Exercise: Your task is to print every entry below exactly as given.

Extracted data:

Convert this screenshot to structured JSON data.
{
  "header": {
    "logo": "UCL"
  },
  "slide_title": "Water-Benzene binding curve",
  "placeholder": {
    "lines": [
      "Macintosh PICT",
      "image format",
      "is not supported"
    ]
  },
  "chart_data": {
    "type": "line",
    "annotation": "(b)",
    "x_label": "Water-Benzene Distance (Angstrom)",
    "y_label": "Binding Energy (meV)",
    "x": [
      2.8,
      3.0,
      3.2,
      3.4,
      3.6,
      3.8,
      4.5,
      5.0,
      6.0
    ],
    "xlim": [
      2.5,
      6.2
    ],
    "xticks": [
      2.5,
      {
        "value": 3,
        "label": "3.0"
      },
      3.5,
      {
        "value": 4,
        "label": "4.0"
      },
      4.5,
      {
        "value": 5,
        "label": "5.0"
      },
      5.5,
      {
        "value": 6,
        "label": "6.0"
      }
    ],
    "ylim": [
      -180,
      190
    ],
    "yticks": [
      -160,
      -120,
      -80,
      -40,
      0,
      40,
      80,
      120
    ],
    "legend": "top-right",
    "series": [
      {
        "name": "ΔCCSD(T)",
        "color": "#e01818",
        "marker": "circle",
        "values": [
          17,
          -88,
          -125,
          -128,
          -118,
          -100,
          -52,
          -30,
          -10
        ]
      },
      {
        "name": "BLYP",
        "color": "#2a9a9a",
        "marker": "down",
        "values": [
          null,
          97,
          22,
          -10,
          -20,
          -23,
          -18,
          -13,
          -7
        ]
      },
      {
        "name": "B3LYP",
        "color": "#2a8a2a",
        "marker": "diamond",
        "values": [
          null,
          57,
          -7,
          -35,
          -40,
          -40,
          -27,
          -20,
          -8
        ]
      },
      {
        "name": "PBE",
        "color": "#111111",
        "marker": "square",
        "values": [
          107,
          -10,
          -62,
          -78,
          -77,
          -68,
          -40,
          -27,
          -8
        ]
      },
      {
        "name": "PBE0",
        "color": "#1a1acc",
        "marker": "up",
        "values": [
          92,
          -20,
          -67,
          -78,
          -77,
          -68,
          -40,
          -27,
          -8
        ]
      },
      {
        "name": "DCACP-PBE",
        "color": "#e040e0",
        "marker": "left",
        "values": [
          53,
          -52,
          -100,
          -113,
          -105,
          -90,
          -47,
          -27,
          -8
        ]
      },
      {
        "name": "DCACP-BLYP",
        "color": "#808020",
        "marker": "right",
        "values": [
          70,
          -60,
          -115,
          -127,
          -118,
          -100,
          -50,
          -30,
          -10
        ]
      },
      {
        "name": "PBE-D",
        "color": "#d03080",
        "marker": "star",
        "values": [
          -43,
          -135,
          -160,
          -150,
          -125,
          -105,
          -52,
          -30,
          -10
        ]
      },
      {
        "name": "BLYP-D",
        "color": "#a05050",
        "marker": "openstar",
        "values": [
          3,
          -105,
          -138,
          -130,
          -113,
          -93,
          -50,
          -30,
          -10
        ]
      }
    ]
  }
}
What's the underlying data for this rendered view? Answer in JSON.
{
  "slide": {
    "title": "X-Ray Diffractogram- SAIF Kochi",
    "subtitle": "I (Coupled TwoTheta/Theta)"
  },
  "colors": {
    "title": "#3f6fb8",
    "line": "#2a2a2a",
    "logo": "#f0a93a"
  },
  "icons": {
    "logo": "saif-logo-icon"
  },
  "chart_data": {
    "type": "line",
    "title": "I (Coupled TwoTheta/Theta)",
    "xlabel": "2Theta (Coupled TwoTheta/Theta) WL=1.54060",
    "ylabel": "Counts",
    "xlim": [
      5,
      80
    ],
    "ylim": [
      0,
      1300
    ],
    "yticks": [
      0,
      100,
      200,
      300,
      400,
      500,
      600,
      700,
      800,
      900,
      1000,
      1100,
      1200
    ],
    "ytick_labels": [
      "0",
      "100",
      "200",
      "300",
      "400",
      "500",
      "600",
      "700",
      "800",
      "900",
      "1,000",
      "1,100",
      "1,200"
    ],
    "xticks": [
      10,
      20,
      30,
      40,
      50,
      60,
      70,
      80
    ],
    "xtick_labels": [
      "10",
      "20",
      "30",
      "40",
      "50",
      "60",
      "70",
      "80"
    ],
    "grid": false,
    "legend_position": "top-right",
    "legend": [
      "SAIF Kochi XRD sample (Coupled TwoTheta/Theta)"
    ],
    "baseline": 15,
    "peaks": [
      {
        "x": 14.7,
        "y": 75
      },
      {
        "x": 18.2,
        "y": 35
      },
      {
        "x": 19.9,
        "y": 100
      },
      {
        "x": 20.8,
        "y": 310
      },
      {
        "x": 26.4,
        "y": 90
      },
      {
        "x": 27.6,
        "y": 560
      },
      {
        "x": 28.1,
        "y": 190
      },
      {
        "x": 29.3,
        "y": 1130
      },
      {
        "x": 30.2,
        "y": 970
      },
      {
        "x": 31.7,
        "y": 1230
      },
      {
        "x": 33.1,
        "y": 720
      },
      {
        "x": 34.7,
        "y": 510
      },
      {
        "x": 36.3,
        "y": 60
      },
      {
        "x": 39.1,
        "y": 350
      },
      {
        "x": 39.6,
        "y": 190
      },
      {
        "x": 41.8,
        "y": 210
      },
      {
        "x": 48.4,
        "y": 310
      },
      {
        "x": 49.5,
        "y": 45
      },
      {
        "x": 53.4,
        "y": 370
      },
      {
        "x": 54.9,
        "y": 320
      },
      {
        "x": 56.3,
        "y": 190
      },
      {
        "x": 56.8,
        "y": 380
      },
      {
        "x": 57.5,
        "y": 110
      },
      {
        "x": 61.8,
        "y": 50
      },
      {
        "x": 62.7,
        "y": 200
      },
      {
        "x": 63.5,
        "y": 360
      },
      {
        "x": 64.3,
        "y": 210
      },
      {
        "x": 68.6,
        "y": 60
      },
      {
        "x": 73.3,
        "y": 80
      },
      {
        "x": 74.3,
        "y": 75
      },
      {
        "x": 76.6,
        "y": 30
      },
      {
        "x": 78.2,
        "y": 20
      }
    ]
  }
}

Final answer:
Convert this screenshot to structured JSON data.
{
  "header": {
    "logo": "UCL"
  },
  "slide_title": "Water-Benzene binding curve",
  "placeholder": {
    "lines": [
      "Macintosh PICT",
      "image format",
      "is not supported"
    ]
  },
  "chart_data": {
    "type": "line",
    "annotation": "(b)",
    "x_label": "Water-Benzene Distance (Angstrom)",
    "y_label": "Binding Energy (meV)",
    "x": [
      2.8,
      3.0,
      3.2,
      3.4,
      3.6,
      3.8,
      4.5,
      5.0,
      6.0
    ],
    "xlim": [
      2.5,
      6.2
    ],
    "xticks": [
      2.5,
      {
        "value": 3,
        "label": "3.0"
      },
      3.5,
      {
        "value": 4,
        "label": "4.0"
      },
      4.5,
      {
        "value": 5,
        "label": "5.0"
      },
      5.5,
      {
        "value": 6,
        "label": "6.0"
      }
    ],
    "ylim": [
      -180,
      190
    ],
    "yticks": [
      -160,
      -120,
      -80,
      -40,
      0,
      40,
      80,
      120
    ],
    "legend": "top-right",
    "series": [
      {
        "name": "ΔCCSD(T)",
        "color": "#e01818",
        "marker": "circle",
        "values": [
          17,
          -88,
          -125,
          -128,
          -118,
          -100,
          -52,
          -30,
          -10
        ]
      },
      {
        "name": "BLYP",
        "color": "#2a9a9a",
        "marker": "down",
        "values": [
          null,
          97,
          22,
          -10,
          -20,
          -23,
          -18,
          -13,
          -7
        ]
      },
      {
        "name": "B3LYP",
        "color": "#2a8a2a",
        "marker": "diamond",
        "values": [
          null,
          57,
          -7,
          -35,
          -40,
          -40,
          -27,
          -20,
          -8
        ]
      },
      {
        "name": "PBE",
        "color": "#111111",
        "marker": "square",
        "values": [
          107,
          -10,
          -62,
          -78,
          -77,
          -68,
          -40,
          -27,
          -8
        ]
      },
      {
        "name": "PBE0",
        "color": "#1a1acc",
        "marker": "up",
        "values": [
          92,
          -20,
          -67,
          -78,
          -77,
          -68,
          -40,
          -27,
          -8
        ]
      },
      {
        "name": "DCACP-PBE",
        "color": "#e040e0",
        "marker": "left",
        "values": [
          53,
          -52,
          -100,
          -113,
          -105,
          -90,
          -47,
          -27,
          -8
        ]
      },
      {
        "name": "DCACP-BLYP",
        "color": "#808020",
        "marker": "right",
        "values": [
          70,
          -60,
          -115,
          -127,
          -118,
          -100,
          -50,
          -30,
          -10
        ]
      },
      {
        "name": "PBE-D",
        "color": "#d03080",
        "marker": "star",
        "values": [
          -43,
          -135,
          -160,
          -150,
          -125,
          -105,
          -52,
          -30,
          -10
        ]
      },
      {
        "name": "BLYP-D",
        "color": "#a05050",
        "marker": "openstar",
        "values": [
          3,
          -105,
          -138,
          -130,
          -113,
          -93,
          -50,
          -30,
          -10
        ]
      }
    ]
  }
}
What's the underlying data for this rendered view? Answer in JSON.
{
  "slide": {
    "title": "X-Ray Diffractogram- SAIF Kochi",
    "subtitle": "I (Coupled TwoTheta/Theta)"
  },
  "colors": {
    "title": "#3f6fb8",
    "line": "#2a2a2a",
    "logo": "#f0a93a"
  },
  "icons": {
    "logo": "saif-logo-icon"
  },
  "chart_data": {
    "type": "line",
    "title": "I (Coupled TwoTheta/Theta)",
    "xlabel": "2Theta (Coupled TwoTheta/Theta) WL=1.54060",
    "ylabel": "Counts",
    "xlim": [
      5,
      80
    ],
    "ylim": [
      0,
      1300
    ],
    "yticks": [
      0,
      100,
      200,
      300,
      400,
      500,
      600,
      700,
      800,
      900,
      1000,
      1100,
      1200
    ],
    "ytick_labels": [
      "0",
      "100",
      "200",
      "300",
      "400",
      "500",
      "600",
      "700",
      "800",
      "900",
      "1,000",
      "1,100",
      "1,200"
    ],
    "xticks": [
      10,
      20,
      30,
      40,
      50,
      60,
      70,
      80
    ],
    "xtick_labels": [
      "10",
      "20",
      "30",
      "40",
      "50",
      "60",
      "70",
      "80"
    ],
    "grid": false,
    "legend_position": "top-right",
    "legend": [
      "SAIF Kochi XRD sample (Coupled TwoTheta/Theta)"
    ],
    "baseline": 15,
    "peaks": [
      {
        "x": 14.7,
        "y": 75
      },
      {
        "x": 18.2,
        "y": 35
      },
      {
        "x": 19.9,
        "y": 100
      },
      {
        "x": 20.8,
        "y": 310
      },
      {
        "x": 26.4,
        "y": 90
      },
      {
        "x": 27.6,
        "y": 560
      },
      {
        "x": 28.1,
        "y": 190
      },
      {
        "x": 29.3,
        "y": 1130
      },
      {
        "x": 30.2,
        "y": 970
      },
      {
        "x": 31.7,
        "y": 1230
      },
      {
        "x": 33.1,
        "y": 720
      },
      {
        "x": 34.7,
        "y": 510
      },
      {
        "x": 36.3,
        "y": 60
      },
      {
        "x": 39.1,
        "y": 350
      },
      {
        "x": 39.6,
        "y": 190
      },
      {
        "x": 41.8,
        "y": 210
      },
      {
        "x": 48.4,
        "y": 310
      },
      {
        "x": 49.5,
        "y": 45
      },
      {
        "x": 53.4,
        "y": 370
      },
      {
        "x": 54.9,
        "y": 320
      },
      {
        "x": 56.3,
        "y": 190
      },
      {
        "x": 56.8,
        "y": 380
      },
      {
        "x": 57.5,
        "y": 110
      },
      {
        "x": 61.8,
        "y": 50
      },
      {
        "x": 62.7,
        "y": 200
      },
      {
        "x": 63.5,
        "y": 360
      },
      {
        "x": 64.3,
        "y": 210
      },
      {
        "x": 68.6,
        "y": 60
      },
      {
        "x": 73.3,
        "y": 80
      },
      {
        "x": 74.3,
        "y": 75
      },
      {
        "x": 76.6,
        "y": 30
      },
      {
        "x": 78.2,
        "y": 20
      }
    ]
  }
}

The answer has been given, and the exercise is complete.